> **TASK REQUIREMENTS**
Report the number of lines in the entries below that include the word "Buscar", and nothing else.

> **DATASET ROWS**
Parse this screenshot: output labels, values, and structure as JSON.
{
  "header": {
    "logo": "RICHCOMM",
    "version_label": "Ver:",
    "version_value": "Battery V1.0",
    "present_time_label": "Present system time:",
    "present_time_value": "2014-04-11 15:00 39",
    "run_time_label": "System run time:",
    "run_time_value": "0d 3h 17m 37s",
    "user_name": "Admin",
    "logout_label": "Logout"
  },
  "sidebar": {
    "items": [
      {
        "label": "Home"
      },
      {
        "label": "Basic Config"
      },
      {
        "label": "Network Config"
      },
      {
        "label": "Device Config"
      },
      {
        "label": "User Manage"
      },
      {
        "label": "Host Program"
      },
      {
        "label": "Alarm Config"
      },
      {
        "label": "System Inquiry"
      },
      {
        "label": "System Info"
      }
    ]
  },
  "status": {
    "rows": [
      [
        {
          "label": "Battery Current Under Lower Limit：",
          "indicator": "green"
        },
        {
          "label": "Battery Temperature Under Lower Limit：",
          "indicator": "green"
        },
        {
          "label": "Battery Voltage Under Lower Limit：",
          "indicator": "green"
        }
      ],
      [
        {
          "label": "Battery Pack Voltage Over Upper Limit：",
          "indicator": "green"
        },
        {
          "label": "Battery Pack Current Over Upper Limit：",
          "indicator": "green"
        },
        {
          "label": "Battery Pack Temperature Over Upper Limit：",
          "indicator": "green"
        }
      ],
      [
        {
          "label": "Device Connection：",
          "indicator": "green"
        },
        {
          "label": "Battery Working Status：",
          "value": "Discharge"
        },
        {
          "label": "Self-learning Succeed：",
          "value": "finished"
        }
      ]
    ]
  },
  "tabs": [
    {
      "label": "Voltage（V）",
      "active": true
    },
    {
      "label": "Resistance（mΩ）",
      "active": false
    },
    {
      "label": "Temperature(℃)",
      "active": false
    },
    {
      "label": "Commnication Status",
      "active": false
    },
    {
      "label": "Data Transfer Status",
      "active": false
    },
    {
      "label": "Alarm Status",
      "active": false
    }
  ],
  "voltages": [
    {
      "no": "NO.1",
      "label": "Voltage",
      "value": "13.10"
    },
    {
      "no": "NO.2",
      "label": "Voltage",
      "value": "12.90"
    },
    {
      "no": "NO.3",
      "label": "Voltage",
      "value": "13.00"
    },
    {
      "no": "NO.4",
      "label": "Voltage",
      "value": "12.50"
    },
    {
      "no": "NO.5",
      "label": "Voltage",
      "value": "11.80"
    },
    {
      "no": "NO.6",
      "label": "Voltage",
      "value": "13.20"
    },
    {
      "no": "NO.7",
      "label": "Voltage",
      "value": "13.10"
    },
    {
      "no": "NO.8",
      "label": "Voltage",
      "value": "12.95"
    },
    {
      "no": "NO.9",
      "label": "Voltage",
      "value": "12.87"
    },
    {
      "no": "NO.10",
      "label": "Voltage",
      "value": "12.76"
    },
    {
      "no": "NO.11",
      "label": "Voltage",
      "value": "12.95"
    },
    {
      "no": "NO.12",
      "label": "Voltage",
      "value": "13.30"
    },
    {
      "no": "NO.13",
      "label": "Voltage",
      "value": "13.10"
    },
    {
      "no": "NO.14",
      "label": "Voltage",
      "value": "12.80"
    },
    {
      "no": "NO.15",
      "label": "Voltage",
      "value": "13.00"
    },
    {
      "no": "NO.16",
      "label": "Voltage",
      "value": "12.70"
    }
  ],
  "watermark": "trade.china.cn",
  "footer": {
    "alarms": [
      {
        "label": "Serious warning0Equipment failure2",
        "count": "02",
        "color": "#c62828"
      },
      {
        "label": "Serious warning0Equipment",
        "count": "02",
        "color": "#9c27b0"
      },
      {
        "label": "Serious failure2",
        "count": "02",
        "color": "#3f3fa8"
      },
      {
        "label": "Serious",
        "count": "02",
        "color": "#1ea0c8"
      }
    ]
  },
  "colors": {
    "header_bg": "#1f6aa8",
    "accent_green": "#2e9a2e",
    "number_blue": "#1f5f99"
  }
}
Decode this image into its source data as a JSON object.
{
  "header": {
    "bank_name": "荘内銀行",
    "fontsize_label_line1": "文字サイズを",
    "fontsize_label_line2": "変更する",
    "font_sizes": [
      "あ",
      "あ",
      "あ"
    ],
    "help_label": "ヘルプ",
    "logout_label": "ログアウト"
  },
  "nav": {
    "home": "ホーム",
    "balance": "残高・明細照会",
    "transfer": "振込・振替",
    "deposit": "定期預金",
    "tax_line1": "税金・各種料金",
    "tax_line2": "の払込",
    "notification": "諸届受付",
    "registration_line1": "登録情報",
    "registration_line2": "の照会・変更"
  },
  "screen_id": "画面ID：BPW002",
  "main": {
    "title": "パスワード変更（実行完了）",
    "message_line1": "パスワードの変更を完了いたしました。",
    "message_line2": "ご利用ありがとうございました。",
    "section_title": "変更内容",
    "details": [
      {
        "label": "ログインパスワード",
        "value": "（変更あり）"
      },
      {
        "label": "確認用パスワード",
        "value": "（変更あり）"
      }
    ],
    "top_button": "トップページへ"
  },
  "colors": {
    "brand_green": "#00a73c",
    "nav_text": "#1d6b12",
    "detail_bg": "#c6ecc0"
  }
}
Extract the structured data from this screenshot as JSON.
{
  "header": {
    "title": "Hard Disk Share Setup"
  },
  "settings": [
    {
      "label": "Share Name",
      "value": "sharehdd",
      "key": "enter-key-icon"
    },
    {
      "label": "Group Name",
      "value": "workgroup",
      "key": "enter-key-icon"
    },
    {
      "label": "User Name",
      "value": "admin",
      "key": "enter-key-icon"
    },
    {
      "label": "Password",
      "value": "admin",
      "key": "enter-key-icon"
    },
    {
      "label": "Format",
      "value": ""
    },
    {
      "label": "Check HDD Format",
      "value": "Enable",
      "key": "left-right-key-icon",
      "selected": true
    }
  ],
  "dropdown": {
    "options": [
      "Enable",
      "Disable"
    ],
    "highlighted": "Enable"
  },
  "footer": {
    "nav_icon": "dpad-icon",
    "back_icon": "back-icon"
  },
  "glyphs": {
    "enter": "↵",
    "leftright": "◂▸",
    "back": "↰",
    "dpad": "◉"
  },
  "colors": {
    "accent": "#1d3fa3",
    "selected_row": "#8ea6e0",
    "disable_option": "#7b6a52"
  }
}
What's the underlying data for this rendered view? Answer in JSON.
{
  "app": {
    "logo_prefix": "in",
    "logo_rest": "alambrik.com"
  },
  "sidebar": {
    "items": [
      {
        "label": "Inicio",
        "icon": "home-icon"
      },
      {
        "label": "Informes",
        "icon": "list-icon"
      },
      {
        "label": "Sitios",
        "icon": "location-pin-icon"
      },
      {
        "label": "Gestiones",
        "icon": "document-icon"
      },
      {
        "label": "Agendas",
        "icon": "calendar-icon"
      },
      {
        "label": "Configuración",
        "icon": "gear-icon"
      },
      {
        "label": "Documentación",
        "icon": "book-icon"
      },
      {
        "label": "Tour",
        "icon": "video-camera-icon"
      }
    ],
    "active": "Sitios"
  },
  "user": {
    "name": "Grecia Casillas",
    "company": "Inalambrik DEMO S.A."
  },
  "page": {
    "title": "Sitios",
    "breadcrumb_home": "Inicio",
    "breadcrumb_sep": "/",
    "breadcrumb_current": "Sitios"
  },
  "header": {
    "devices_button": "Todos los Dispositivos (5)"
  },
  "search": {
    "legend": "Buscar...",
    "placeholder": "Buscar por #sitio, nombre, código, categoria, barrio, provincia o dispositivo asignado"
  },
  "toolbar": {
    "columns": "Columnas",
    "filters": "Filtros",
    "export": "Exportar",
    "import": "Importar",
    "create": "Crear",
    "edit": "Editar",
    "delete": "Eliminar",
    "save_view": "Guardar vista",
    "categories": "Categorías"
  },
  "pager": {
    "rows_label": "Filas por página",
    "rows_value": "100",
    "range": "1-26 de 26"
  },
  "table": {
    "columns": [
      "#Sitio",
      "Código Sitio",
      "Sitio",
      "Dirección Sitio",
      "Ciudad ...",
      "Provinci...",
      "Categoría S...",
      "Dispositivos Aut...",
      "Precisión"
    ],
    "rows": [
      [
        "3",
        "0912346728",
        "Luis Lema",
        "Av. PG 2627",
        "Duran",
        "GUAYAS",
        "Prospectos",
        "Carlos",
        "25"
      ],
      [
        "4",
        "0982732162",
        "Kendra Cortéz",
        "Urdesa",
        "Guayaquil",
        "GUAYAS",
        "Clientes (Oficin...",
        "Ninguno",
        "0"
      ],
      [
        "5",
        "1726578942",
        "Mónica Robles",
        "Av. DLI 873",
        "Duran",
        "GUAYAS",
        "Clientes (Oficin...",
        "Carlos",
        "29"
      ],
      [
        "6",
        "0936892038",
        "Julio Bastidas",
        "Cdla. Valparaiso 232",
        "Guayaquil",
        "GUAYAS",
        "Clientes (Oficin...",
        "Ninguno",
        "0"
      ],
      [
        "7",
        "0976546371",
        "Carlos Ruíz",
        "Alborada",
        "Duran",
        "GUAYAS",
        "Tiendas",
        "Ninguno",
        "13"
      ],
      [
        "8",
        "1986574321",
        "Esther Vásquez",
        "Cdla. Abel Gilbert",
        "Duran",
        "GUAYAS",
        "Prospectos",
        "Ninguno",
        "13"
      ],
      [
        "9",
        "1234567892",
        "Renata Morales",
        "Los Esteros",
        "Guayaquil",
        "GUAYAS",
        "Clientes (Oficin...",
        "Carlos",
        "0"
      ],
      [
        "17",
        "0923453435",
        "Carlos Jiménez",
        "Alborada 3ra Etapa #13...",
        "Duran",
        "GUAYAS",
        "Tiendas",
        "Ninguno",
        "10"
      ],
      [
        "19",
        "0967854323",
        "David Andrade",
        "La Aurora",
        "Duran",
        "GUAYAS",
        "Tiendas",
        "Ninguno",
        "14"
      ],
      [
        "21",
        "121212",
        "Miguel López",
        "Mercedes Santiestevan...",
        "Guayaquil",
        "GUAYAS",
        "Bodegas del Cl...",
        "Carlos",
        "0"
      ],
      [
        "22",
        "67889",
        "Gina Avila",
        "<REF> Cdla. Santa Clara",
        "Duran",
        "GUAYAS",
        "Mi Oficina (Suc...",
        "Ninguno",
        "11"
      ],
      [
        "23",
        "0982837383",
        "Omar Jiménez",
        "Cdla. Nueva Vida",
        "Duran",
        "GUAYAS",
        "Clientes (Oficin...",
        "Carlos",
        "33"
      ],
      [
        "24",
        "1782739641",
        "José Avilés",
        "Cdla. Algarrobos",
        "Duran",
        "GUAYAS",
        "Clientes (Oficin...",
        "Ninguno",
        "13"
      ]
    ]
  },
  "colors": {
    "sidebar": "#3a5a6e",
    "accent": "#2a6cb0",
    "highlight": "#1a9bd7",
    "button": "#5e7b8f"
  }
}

> **OUTPUT**
2